#### What you should do
Do not copy the pictures; transcribe all other material exactly.

#### Rows
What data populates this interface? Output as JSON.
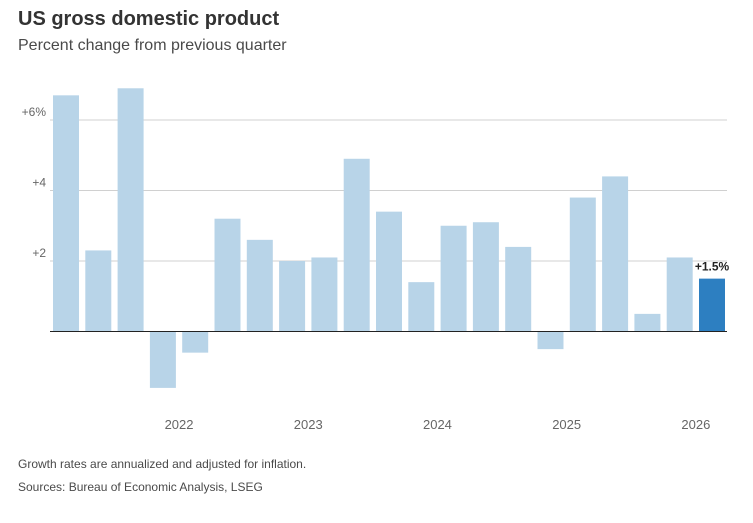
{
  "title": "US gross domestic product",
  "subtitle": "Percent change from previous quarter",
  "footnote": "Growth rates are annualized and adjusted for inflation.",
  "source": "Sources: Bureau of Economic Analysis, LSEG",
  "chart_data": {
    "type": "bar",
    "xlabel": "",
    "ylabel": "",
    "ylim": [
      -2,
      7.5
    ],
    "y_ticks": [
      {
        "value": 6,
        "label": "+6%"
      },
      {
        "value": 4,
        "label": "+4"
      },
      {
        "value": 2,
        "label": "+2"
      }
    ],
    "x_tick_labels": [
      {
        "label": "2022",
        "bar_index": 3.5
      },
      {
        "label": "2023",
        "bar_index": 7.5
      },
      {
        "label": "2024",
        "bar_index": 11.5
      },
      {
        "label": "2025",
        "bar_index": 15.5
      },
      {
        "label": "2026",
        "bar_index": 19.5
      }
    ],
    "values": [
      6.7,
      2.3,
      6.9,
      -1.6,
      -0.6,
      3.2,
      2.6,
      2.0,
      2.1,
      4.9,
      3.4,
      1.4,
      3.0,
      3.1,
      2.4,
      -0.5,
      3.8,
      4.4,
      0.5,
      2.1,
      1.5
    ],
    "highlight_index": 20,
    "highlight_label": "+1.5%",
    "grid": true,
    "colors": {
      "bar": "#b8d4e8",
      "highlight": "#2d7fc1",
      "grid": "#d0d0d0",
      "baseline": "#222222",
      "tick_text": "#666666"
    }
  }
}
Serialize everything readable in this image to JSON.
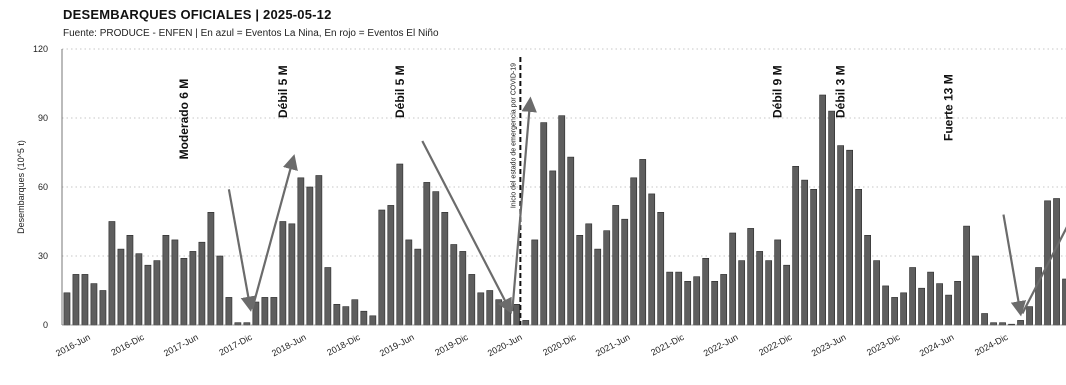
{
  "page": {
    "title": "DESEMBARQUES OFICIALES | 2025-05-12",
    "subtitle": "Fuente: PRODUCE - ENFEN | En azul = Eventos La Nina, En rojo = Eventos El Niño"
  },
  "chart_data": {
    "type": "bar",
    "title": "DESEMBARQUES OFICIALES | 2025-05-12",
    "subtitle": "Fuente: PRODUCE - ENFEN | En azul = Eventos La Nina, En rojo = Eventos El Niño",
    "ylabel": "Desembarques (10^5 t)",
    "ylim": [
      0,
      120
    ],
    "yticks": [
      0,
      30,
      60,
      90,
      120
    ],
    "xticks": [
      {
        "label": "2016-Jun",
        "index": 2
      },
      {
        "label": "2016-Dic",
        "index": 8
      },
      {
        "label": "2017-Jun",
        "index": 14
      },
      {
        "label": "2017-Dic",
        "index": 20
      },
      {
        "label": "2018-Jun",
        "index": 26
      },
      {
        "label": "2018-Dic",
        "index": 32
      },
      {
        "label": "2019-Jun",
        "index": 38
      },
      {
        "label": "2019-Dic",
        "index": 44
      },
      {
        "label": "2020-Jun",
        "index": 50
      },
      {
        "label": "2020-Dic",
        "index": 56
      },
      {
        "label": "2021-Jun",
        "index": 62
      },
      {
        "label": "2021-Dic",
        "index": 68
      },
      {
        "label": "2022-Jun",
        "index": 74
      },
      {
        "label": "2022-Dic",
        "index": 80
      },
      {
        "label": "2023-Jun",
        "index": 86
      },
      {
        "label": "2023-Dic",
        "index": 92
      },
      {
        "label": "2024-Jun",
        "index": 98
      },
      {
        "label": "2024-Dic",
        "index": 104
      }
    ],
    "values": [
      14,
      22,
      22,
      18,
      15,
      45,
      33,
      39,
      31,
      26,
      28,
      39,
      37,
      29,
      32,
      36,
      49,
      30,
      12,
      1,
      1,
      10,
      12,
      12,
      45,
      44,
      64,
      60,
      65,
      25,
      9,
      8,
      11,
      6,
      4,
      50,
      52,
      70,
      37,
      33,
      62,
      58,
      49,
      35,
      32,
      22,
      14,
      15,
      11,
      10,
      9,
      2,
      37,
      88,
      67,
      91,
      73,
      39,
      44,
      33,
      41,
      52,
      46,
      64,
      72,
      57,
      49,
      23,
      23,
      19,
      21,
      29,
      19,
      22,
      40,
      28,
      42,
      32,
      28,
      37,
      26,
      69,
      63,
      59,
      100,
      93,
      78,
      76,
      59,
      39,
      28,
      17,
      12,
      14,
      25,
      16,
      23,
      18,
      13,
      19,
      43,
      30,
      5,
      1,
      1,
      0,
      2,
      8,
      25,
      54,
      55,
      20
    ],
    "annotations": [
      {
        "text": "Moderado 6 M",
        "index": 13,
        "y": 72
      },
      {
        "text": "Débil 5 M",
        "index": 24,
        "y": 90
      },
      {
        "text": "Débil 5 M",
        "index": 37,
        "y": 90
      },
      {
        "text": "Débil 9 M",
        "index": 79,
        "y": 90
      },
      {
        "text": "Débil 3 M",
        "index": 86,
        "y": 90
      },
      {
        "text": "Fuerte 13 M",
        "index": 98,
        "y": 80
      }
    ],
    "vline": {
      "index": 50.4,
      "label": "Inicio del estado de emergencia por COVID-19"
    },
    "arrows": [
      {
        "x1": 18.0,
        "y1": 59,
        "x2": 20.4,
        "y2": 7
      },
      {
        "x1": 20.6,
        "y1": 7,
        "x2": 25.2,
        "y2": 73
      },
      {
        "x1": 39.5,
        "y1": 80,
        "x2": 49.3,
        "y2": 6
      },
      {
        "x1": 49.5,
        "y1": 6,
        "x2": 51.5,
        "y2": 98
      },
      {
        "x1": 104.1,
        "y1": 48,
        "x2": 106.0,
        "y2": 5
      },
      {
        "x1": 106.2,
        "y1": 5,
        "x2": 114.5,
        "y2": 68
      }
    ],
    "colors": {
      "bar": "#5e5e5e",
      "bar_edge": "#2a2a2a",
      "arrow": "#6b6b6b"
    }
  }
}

#### Task output
What data populates this interface? Output as JSON.
{
  "title": "US gross domestic product",
  "subtitle": "Percent change from previous quarter",
  "footnote": "Growth rates are annualized and adjusted for inflation.",
  "source": "Sources: Bureau of Economic Analysis, LSEG",
  "chart_data": {
    "type": "bar",
    "xlabel": "",
    "ylabel": "",
    "ylim": [
      -2,
      7.5
    ],
    "y_ticks": [
      {
        "value": 6,
        "label": "+6%"
      },
      {
        "value": 4,
        "label": "+4"
      },
      {
        "value": 2,
        "label": "+2"
      }
    ],
    "x_tick_labels": [
      {
        "label": "2022",
        "bar_index": 3.5
      },
      {
        "label": "2023",
        "bar_index": 7.5
      },
      {
        "label": "2024",
        "bar_index": 11.5
      },
      {
        "label": "2025",
        "bar_index": 15.5
      },
      {
        "label": "2026",
        "bar_index": 19.5
      }
    ],
    "values": [
      6.7,
      2.3,
      6.9,
      -1.6,
      -0.6,
      3.2,
      2.6,
      2.0,
      2.1,
      4.9,
      3.4,
      1.4,
      3.0,
      3.1,
      2.4,
      -0.5,
      3.8,
      4.4,
      0.5,
      2.1,
      1.5
    ],
    "highlight_index": 20,
    "highlight_label": "+1.5%",
    "grid": true,
    "colors": {
      "bar": "#b8d4e8",
      "highlight": "#2d7fc1",
      "grid": "#d0d0d0",
      "baseline": "#222222",
      "tick_text": "#666666"
    }
  }
}
Serialize everything readable in this image to JSON.
{
  "page": {
    "title": "DESEMBARQUES OFICIALES | 2025-05-12",
    "subtitle": "Fuente: PRODUCE - ENFEN | En azul = Eventos La Nina, En rojo = Eventos El Niño"
  },
  "chart_data": {
    "type": "bar",
    "title": "DESEMBARQUES OFICIALES | 2025-05-12",
    "subtitle": "Fuente: PRODUCE - ENFEN | En azul = Eventos La Nina, En rojo = Eventos El Niño",
    "ylabel": "Desembarques (10^5 t)",
    "ylim": [
      0,
      120
    ],
    "yticks": [
      0,
      30,
      60,
      90,
      120
    ],
    "xticks": [
      {
        "label": "2016-Jun",
        "index": 2
      },
      {
        "label": "2016-Dic",
        "index": 8
      },
      {
        "label": "2017-Jun",
        "index": 14
      },
      {
        "label": "2017-Dic",
        "index": 20
      },
      {
        "label": "2018-Jun",
        "index": 26
      },
      {
        "label": "2018-Dic",
        "index": 32
      },
      {
        "label": "2019-Jun",
        "index": 38
      },
      {
        "label": "2019-Dic",
        "index": 44
      },
      {
        "label": "2020-Jun",
        "index": 50
      },
      {
        "label": "2020-Dic",
        "index": 56
      },
      {
        "label": "2021-Jun",
        "index": 62
      },
      {
        "label": "2021-Dic",
        "index": 68
      },
      {
        "label": "2022-Jun",
        "index": 74
      },
      {
        "label": "2022-Dic",
        "index": 80
      },
      {
        "label": "2023-Jun",
        "index": 86
      },
      {
        "label": "2023-Dic",
        "index": 92
      },
      {
        "label": "2024-Jun",
        "index": 98
      },
      {
        "label": "2024-Dic",
        "index": 104
      }
    ],
    "values": [
      14,
      22,
      22,
      18,
      15,
      45,
      33,
      39,
      31,
      26,
      28,
      39,
      37,
      29,
      32,
      36,
      49,
      30,
      12,
      1,
      1,
      10,
      12,
      12,
      45,
      44,
      64,
      60,
      65,
      25,
      9,
      8,
      11,
      6,
      4,
      50,
      52,
      70,
      37,
      33,
      62,
      58,
      49,
      35,
      32,
      22,
      14,
      15,
      11,
      10,
      9,
      2,
      37,
      88,
      67,
      91,
      73,
      39,
      44,
      33,
      41,
      52,
      46,
      64,
      72,
      57,
      49,
      23,
      23,
      19,
      21,
      29,
      19,
      22,
      40,
      28,
      42,
      32,
      28,
      37,
      26,
      69,
      63,
      59,
      100,
      93,
      78,
      76,
      59,
      39,
      28,
      17,
      12,
      14,
      25,
      16,
      23,
      18,
      13,
      19,
      43,
      30,
      5,
      1,
      1,
      0,
      2,
      8,
      25,
      54,
      55,
      20
    ],
    "annotations": [
      {
        "text": "Moderado 6 M",
        "index": 13,
        "y": 72
      },
      {
        "text": "Débil 5 M",
        "index": 24,
        "y": 90
      },
      {
        "text": "Débil 5 M",
        "index": 37,
        "y": 90
      },
      {
        "text": "Débil 9 M",
        "index": 79,
        "y": 90
      },
      {
        "text": "Débil 3 M",
        "index": 86,
        "y": 90
      },
      {
        "text": "Fuerte 13 M",
        "index": 98,
        "y": 80
      }
    ],
    "vline": {
      "index": 50.4,
      "label": "Inicio del estado de emergencia por COVID-19"
    },
    "arrows": [
      {
        "x1": 18.0,
        "y1": 59,
        "x2": 20.4,
        "y2": 7
      },
      {
        "x1": 20.6,
        "y1": 7,
        "x2": 25.2,
        "y2": 73
      },
      {
        "x1": 39.5,
        "y1": 80,
        "x2": 49.3,
        "y2": 6
      },
      {
        "x1": 49.5,
        "y1": 6,
        "x2": 51.5,
        "y2": 98
      },
      {
        "x1": 104.1,
        "y1": 48,
        "x2": 106.0,
        "y2": 5
      },
      {
        "x1": 106.2,
        "y1": 5,
        "x2": 114.5,
        "y2": 68
      }
    ],
    "colors": {
      "bar": "#5e5e5e",
      "bar_edge": "#2a2a2a",
      "arrow": "#6b6b6b"
    }
  }
}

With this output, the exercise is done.